• [Given task] Retype each line exactly. Skip images.

_ _ _ _ _ _ _

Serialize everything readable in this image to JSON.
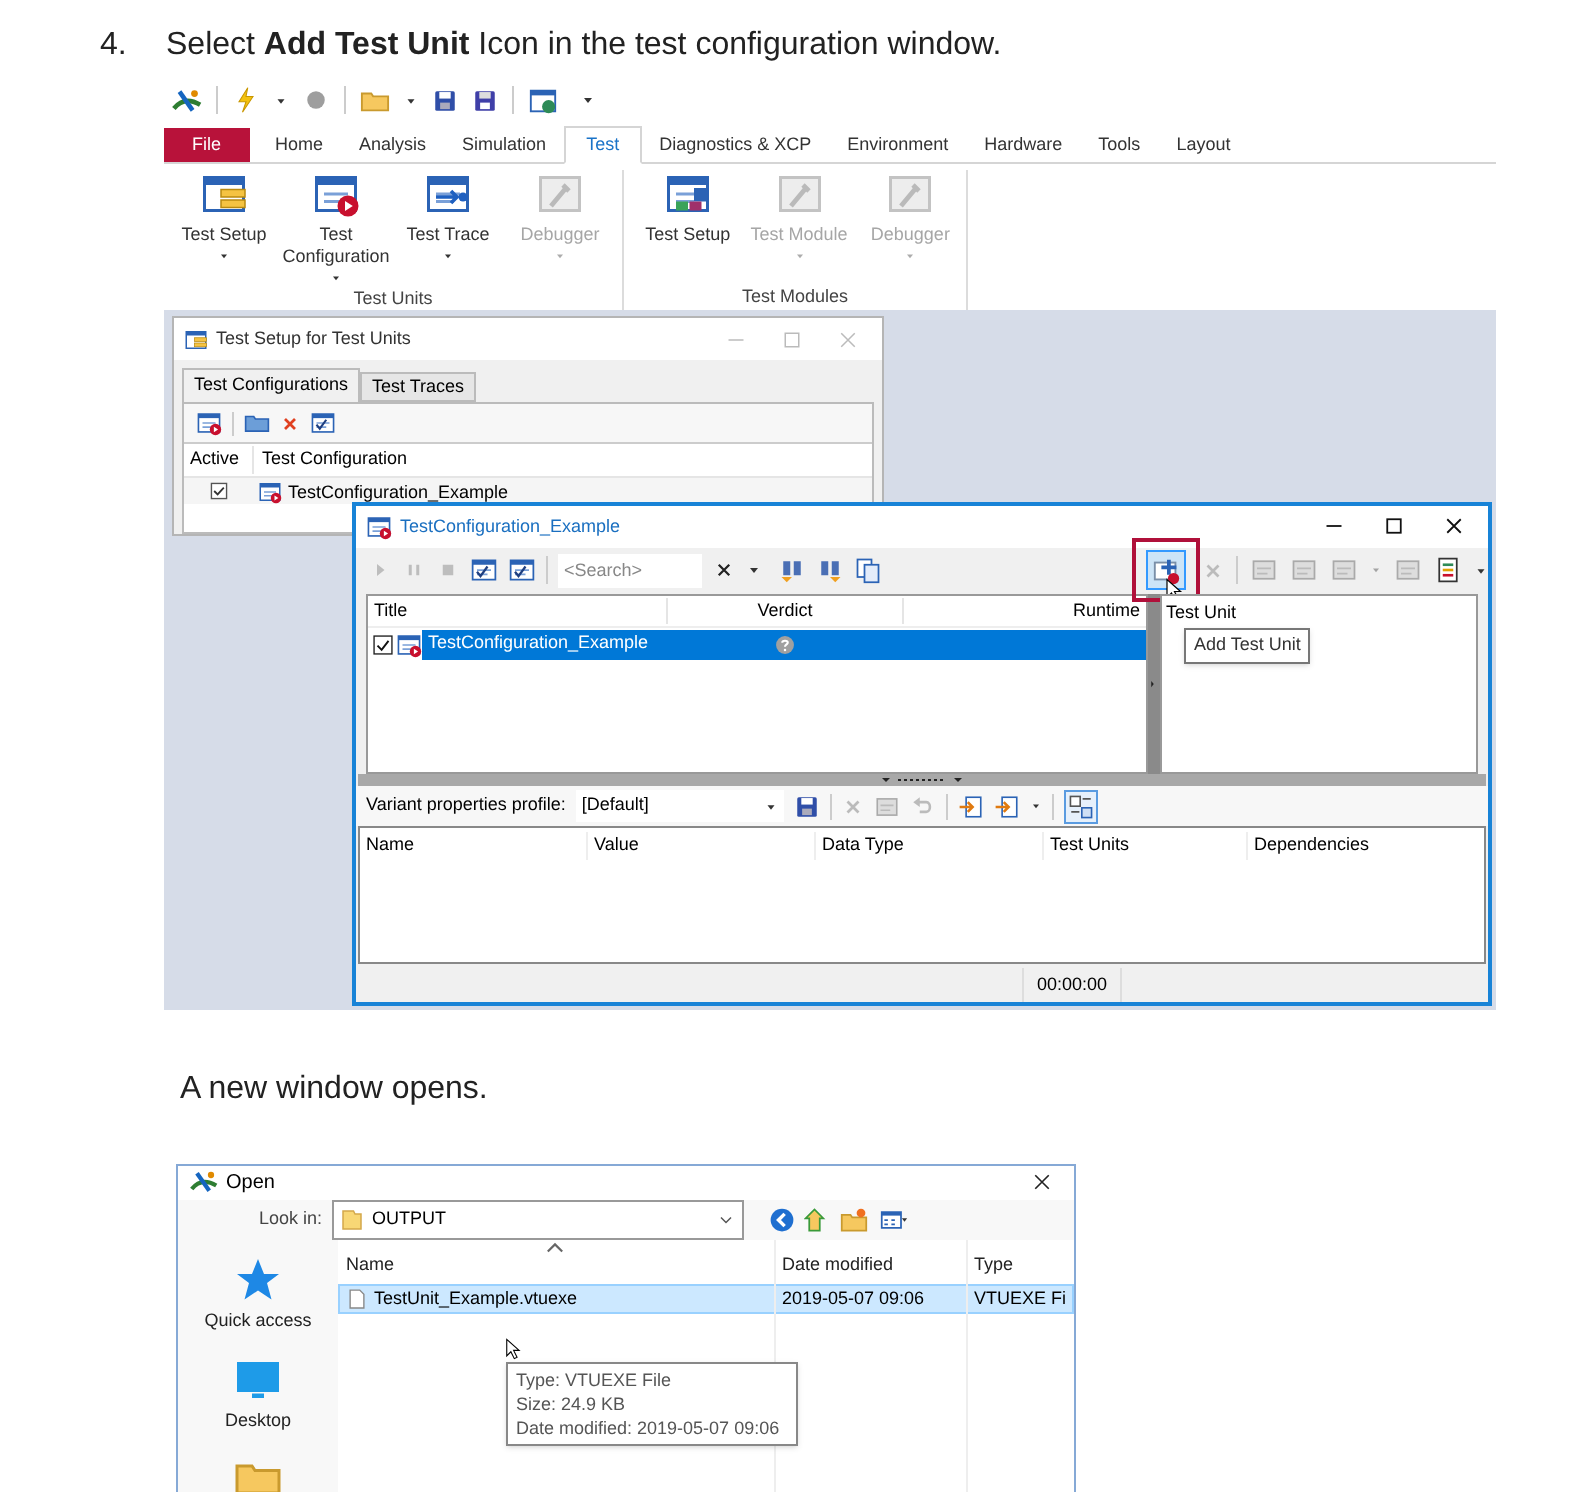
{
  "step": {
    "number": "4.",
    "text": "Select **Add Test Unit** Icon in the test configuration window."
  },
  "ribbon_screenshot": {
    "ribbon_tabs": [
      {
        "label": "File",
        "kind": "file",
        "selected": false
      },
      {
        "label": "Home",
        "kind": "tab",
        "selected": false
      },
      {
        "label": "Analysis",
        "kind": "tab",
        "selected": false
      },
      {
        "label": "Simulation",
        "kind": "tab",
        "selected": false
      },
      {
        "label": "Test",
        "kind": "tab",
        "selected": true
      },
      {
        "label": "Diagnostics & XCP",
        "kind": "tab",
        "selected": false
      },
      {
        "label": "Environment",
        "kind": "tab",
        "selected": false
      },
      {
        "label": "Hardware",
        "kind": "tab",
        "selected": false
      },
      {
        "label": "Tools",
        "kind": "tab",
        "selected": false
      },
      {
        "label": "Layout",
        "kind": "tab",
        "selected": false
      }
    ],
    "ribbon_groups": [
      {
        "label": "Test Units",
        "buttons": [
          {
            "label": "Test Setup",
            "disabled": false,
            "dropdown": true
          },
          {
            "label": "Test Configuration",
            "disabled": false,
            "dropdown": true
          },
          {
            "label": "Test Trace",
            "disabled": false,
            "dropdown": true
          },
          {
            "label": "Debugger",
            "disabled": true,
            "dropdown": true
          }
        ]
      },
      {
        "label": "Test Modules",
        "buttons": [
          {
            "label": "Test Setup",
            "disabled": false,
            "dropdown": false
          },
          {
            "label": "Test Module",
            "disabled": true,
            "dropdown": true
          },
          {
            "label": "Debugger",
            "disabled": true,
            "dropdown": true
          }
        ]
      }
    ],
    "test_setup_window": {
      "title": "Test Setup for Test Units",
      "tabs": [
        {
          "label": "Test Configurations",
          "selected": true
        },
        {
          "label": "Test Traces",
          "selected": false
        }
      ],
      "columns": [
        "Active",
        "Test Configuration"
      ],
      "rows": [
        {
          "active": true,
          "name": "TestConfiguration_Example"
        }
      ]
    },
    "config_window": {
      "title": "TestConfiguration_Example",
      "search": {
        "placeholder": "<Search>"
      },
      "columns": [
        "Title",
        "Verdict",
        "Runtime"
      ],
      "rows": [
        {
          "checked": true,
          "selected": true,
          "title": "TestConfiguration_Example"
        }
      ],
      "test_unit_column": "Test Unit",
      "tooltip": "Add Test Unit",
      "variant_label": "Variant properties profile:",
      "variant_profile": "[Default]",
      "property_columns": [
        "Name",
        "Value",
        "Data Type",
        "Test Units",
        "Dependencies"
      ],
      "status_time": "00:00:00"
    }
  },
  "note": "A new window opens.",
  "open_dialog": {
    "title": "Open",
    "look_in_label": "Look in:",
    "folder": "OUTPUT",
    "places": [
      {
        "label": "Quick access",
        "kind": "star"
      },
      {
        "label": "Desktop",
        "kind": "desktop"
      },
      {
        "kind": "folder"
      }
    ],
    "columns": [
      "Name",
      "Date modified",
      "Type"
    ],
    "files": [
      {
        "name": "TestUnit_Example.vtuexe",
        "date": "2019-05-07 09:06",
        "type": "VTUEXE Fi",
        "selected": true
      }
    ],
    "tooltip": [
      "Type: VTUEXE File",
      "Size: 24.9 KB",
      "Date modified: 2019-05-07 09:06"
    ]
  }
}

_ _ _ _ _ _ _

• [Exercise result]
Serialize everything readable in this image to JSON.
{
  "step": {
    "number": "4.",
    "text": "Select **Add Test Unit** Icon in the test configuration window."
  },
  "ribbon_screenshot": {
    "ribbon_tabs": [
      {
        "label": "File",
        "kind": "file",
        "selected": false
      },
      {
        "label": "Home",
        "kind": "tab",
        "selected": false
      },
      {
        "label": "Analysis",
        "kind": "tab",
        "selected": false
      },
      {
        "label": "Simulation",
        "kind": "tab",
        "selected": false
      },
      {
        "label": "Test",
        "kind": "tab",
        "selected": true
      },
      {
        "label": "Diagnostics & XCP",
        "kind": "tab",
        "selected": false
      },
      {
        "label": "Environment",
        "kind": "tab",
        "selected": false
      },
      {
        "label": "Hardware",
        "kind": "tab",
        "selected": false
      },
      {
        "label": "Tools",
        "kind": "tab",
        "selected": false
      },
      {
        "label": "Layout",
        "kind": "tab",
        "selected": false
      }
    ],
    "ribbon_groups": [
      {
        "label": "Test Units",
        "buttons": [
          {
            "label": "Test Setup",
            "disabled": false,
            "dropdown": true
          },
          {
            "label": "Test Configuration",
            "disabled": false,
            "dropdown": true
          },
          {
            "label": "Test Trace",
            "disabled": false,
            "dropdown": true
          },
          {
            "label": "Debugger",
            "disabled": true,
            "dropdown": true
          }
        ]
      },
      {
        "label": "Test Modules",
        "buttons": [
          {
            "label": "Test Setup",
            "disabled": false,
            "dropdown": false
          },
          {
            "label": "Test Module",
            "disabled": true,
            "dropdown": true
          },
          {
            "label": "Debugger",
            "disabled": true,
            "dropdown": true
          }
        ]
      }
    ],
    "test_setup_window": {
      "title": "Test Setup for Test Units",
      "tabs": [
        {
          "label": "Test Configurations",
          "selected": true
        },
        {
          "label": "Test Traces",
          "selected": false
        }
      ],
      "columns": [
        "Active",
        "Test Configuration"
      ],
      "rows": [
        {
          "active": true,
          "name": "TestConfiguration_Example"
        }
      ]
    },
    "config_window": {
      "title": "TestConfiguration_Example",
      "search": {
        "placeholder": "<Search>"
      },
      "columns": [
        "Title",
        "Verdict",
        "Runtime"
      ],
      "rows": [
        {
          "checked": true,
          "selected": true,
          "title": "TestConfiguration_Example"
        }
      ],
      "test_unit_column": "Test Unit",
      "tooltip": "Add Test Unit",
      "variant_label": "Variant properties profile:",
      "variant_profile": "[Default]",
      "property_columns": [
        "Name",
        "Value",
        "Data Type",
        "Test Units",
        "Dependencies"
      ],
      "status_time": "00:00:00"
    }
  },
  "note": "A new window opens.",
  "open_dialog": {
    "title": "Open",
    "look_in_label": "Look in:",
    "folder": "OUTPUT",
    "places": [
      {
        "label": "Quick access",
        "kind": "star"
      },
      {
        "label": "Desktop",
        "kind": "desktop"
      },
      {
        "kind": "folder"
      }
    ],
    "columns": [
      "Name",
      "Date modified",
      "Type"
    ],
    "files": [
      {
        "name": "TestUnit_Example.vtuexe",
        "date": "2019-05-07 09:06",
        "type": "VTUEXE Fi",
        "selected": true
      }
    ],
    "tooltip": [
      "Type: VTUEXE File",
      "Size: 24.9 KB",
      "Date modified: 2019-05-07 09:06"
    ]
  }
}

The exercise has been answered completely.